Task objective -
Return all lines in the material below that contain "TradingView".

□ □ □

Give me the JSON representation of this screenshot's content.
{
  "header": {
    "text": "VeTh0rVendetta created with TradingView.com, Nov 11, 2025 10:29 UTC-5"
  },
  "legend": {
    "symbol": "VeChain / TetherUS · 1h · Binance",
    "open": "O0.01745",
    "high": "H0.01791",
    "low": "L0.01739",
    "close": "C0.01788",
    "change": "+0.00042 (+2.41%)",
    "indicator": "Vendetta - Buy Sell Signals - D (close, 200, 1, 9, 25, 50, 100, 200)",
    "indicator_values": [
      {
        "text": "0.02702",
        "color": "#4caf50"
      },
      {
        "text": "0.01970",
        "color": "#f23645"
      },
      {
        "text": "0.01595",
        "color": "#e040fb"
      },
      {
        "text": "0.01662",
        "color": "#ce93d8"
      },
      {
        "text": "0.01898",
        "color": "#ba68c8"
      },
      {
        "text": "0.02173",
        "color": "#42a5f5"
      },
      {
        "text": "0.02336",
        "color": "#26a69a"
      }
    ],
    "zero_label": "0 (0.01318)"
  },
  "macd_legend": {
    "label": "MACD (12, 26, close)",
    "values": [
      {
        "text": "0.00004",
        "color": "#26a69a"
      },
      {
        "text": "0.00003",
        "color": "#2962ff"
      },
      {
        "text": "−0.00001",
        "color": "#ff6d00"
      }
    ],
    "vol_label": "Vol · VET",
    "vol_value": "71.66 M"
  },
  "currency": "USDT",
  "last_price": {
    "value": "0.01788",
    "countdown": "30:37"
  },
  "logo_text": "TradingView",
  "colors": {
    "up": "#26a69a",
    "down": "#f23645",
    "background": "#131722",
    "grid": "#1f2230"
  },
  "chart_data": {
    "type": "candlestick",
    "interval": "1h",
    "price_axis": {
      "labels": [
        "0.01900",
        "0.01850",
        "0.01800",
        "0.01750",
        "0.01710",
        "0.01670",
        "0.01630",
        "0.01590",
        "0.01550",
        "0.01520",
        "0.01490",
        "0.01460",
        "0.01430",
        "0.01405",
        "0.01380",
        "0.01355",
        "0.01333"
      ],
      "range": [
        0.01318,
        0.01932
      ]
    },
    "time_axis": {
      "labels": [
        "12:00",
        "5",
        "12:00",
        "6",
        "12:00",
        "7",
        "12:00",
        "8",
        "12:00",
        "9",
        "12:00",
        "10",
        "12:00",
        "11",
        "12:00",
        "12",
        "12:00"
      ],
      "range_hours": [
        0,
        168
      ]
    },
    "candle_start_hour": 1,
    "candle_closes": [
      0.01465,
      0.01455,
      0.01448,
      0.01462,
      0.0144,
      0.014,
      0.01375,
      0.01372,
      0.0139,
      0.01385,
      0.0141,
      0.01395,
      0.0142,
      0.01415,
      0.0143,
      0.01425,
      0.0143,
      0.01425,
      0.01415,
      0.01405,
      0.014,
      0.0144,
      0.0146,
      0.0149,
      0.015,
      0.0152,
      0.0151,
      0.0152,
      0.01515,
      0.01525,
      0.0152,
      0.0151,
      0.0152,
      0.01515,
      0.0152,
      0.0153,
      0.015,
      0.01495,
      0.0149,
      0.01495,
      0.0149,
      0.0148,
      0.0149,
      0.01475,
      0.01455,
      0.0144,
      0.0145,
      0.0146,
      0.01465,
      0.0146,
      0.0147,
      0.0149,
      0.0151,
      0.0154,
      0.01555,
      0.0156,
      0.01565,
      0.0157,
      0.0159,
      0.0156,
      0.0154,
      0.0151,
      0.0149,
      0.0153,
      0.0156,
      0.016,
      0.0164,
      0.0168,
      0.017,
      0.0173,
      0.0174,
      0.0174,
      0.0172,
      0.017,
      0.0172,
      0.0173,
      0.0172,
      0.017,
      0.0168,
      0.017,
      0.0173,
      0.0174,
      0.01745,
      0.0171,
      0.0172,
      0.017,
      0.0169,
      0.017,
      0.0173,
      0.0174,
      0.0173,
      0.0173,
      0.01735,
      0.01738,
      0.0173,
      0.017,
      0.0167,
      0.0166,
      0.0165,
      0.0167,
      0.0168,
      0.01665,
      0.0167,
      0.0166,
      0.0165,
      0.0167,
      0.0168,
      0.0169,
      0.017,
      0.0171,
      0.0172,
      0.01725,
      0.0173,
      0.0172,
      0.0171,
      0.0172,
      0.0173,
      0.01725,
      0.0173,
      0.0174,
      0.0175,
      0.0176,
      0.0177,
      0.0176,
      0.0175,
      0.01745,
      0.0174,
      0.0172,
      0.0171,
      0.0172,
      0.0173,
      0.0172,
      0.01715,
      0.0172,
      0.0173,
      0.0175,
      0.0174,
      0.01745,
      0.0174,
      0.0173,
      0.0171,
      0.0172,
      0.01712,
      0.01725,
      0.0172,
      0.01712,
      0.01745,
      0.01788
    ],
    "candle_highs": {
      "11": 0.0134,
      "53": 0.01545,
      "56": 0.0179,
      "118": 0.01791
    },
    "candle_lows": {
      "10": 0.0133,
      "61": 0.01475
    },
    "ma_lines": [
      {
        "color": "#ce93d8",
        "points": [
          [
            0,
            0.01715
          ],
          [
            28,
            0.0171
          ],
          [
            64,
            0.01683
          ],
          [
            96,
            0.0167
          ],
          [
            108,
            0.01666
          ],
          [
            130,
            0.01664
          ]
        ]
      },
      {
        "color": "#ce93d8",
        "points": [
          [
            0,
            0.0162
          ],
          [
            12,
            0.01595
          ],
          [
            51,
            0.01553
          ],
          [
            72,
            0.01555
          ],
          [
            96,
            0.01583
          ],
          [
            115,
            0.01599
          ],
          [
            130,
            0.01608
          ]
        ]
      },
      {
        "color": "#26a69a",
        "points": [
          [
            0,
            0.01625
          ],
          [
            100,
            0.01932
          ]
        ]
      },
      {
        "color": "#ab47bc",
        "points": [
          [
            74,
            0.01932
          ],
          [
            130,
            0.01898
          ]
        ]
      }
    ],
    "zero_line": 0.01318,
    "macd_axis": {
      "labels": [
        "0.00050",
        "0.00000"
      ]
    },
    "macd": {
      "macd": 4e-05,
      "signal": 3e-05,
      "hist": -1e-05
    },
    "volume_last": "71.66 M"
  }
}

□ □ □

Solution to this exercise -
    "text": "VeTh0rVendetta created with TradingView.com, Nov 11, 2025 10:29 UTC-5"
  "logo_text": "TradingView",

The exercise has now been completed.